==== Supplied information ====

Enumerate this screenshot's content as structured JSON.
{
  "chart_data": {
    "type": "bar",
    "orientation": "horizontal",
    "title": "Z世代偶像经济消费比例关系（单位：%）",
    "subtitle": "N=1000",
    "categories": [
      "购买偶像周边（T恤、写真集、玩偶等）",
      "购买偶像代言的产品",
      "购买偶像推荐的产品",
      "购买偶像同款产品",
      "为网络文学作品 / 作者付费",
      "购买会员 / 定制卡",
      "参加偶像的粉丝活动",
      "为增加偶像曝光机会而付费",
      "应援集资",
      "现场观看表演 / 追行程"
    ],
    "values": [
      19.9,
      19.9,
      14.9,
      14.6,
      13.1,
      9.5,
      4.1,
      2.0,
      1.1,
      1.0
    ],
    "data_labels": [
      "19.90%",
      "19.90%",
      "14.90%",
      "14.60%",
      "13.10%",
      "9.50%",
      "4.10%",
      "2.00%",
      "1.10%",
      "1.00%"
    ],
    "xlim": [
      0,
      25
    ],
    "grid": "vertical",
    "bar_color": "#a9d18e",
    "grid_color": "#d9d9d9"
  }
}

====

• What you should do: Your task is to extract all of the records exactly.

• Finished task:
Enumerate this screenshot's content as structured JSON.
{
  "chart_data": {
    "type": "bar",
    "orientation": "horizontal",
    "title": "Z世代偶像经济消费比例关系（单位：%）",
    "subtitle": "N=1000",
    "categories": [
      "购买偶像周边（T恤、写真集、玩偶等）",
      "购买偶像代言的产品",
      "购买偶像推荐的产品",
      "购买偶像同款产品",
      "为网络文学作品 / 作者付费",
      "购买会员 / 定制卡",
      "参加偶像的粉丝活动",
      "为增加偶像曝光机会而付费",
      "应援集资",
      "现场观看表演 / 追行程"
    ],
    "values": [
      19.9,
      19.9,
      14.9,
      14.6,
      13.1,
      9.5,
      4.1,
      2.0,
      1.1,
      1.0
    ],
    "data_labels": [
      "19.90%",
      "19.90%",
      "14.90%",
      "14.60%",
      "13.10%",
      "9.50%",
      "4.10%",
      "2.00%",
      "1.10%",
      "1.00%"
    ],
    "xlim": [
      0,
      25
    ],
    "grid": "vertical",
    "bar_color": "#a9d18e",
    "grid_color": "#d9d9d9"
  }
}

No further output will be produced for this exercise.